◆ Task details:
Copy out each line of the material below that holds the string "There".

-- start of Task input --

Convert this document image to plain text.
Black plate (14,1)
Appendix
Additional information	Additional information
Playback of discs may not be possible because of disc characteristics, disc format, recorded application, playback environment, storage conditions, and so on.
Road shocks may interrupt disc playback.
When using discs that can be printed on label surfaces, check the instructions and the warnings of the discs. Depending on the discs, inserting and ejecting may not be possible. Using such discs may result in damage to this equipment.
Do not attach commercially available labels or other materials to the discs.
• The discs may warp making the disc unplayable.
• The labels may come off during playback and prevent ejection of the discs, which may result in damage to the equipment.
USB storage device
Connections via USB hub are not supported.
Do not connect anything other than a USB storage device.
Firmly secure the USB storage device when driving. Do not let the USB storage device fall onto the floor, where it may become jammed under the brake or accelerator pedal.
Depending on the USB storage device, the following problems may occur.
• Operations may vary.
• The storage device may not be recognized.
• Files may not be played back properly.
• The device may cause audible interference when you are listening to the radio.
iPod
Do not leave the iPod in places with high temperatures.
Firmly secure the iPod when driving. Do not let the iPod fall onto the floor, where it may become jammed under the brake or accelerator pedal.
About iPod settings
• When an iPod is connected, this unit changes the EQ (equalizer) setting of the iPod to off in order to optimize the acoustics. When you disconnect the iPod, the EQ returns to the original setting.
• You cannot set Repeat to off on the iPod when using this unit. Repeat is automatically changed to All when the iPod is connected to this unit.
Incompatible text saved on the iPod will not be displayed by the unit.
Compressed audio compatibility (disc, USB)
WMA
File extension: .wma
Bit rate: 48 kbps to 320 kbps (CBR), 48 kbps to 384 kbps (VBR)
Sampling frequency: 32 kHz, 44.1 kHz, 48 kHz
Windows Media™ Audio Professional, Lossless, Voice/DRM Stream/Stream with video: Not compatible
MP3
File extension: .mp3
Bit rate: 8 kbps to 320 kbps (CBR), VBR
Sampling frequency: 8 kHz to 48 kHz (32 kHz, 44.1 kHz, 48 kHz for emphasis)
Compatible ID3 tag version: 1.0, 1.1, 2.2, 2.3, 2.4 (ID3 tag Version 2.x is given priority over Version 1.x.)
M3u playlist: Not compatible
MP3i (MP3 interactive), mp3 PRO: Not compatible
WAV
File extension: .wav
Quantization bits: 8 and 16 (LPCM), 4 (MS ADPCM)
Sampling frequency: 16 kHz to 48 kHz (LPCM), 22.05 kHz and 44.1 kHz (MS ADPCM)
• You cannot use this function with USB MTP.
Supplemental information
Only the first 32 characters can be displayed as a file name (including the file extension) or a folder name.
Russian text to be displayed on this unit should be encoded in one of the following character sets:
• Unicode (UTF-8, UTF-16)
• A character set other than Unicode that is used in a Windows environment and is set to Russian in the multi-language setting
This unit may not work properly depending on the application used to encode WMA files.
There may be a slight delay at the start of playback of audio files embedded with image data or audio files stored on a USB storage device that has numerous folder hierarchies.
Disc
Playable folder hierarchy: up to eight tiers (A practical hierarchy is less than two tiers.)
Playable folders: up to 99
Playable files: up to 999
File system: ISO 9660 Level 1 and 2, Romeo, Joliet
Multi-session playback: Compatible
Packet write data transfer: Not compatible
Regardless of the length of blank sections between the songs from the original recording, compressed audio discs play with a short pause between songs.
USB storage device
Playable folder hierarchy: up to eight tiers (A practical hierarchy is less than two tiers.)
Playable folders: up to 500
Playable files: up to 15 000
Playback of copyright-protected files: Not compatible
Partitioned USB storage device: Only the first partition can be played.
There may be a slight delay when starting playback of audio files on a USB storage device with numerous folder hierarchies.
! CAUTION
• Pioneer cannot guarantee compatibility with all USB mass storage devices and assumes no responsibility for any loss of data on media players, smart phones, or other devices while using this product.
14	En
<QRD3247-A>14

-- end of Task input --

◆ Correct answer:
There may be a slight delay at the start of playback of audio files embedded with image data or audio files stored on a USB storage device that has numerous folder hierarchies.
There may be a slight delay when starting playback of audio files on a USB storage device with numerous folder hierarchies.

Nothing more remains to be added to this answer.